◆ Objective
Pull out every line below containing the word "JSON".

(Dataset records)
•••
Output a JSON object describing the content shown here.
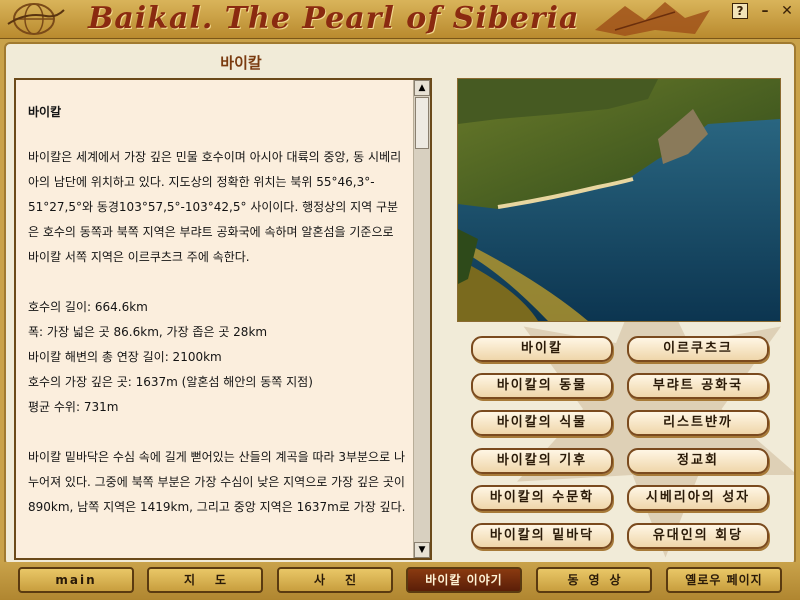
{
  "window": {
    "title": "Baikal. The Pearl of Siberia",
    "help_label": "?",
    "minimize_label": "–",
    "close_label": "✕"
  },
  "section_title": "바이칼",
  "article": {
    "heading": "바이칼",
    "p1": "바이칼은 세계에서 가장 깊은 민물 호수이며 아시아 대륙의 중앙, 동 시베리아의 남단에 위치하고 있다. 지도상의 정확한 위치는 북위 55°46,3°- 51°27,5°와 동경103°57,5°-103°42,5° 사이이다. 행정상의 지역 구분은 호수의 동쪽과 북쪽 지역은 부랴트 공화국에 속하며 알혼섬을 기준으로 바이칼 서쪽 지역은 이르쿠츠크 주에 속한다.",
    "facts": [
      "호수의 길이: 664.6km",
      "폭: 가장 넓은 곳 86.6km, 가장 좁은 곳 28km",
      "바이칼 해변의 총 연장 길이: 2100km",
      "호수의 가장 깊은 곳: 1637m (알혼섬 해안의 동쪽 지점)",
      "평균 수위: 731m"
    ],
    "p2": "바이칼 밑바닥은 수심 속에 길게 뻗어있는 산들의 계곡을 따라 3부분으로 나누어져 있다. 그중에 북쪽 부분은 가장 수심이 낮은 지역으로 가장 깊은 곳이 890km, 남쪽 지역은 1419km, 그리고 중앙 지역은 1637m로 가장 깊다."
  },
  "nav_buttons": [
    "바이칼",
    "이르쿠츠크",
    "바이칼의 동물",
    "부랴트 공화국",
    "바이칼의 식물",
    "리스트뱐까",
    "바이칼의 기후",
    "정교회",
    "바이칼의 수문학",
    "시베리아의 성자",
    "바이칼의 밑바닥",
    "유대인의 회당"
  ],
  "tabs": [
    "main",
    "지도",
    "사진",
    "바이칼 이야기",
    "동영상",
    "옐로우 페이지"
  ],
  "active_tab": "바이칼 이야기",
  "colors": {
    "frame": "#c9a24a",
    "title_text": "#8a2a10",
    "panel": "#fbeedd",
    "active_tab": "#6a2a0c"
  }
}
•••
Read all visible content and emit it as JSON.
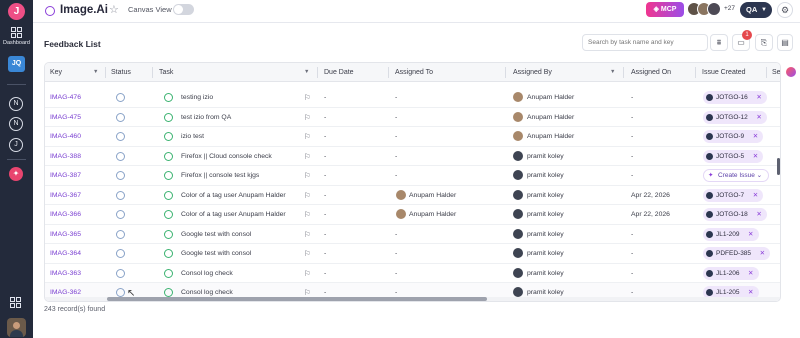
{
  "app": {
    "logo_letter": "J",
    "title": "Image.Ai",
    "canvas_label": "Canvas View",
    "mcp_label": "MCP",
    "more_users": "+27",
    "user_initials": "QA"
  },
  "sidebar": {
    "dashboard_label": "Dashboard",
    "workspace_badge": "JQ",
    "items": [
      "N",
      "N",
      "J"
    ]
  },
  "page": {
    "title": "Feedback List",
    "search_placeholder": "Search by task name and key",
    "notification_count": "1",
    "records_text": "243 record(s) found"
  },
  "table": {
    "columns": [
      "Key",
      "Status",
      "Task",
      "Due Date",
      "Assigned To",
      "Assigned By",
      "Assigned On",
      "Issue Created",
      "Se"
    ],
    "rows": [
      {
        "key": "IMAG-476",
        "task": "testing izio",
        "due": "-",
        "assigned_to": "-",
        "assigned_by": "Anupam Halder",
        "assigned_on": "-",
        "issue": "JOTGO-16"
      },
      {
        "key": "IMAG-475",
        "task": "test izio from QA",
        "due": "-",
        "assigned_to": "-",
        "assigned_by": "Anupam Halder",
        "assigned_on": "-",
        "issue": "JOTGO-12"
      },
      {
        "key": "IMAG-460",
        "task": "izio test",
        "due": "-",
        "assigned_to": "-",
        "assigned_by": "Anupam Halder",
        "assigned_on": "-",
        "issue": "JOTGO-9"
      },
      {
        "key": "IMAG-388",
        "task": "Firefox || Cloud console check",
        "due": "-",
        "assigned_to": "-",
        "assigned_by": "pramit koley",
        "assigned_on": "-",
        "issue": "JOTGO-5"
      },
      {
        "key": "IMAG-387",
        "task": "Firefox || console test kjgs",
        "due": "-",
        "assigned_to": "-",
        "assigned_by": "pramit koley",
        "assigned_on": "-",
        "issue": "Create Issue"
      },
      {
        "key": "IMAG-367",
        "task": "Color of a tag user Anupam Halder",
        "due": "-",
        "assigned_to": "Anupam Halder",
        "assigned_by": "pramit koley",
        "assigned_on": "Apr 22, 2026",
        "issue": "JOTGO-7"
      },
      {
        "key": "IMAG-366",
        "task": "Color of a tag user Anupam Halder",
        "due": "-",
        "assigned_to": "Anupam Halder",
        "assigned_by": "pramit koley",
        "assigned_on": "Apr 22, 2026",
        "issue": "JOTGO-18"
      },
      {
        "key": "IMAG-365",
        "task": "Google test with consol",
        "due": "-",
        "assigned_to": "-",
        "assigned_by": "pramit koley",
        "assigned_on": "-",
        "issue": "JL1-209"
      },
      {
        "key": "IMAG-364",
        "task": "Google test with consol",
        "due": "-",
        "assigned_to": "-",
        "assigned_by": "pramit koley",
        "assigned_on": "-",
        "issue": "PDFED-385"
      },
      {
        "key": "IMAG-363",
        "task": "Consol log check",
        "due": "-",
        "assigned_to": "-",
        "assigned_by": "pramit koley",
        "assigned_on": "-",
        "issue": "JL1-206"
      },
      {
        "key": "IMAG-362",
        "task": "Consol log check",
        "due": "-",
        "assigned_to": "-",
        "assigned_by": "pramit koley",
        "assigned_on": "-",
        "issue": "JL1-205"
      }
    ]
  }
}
•••
◆ Full response
Output a JSON object describing the content shown here.
Read all visible content and emit it as JSON.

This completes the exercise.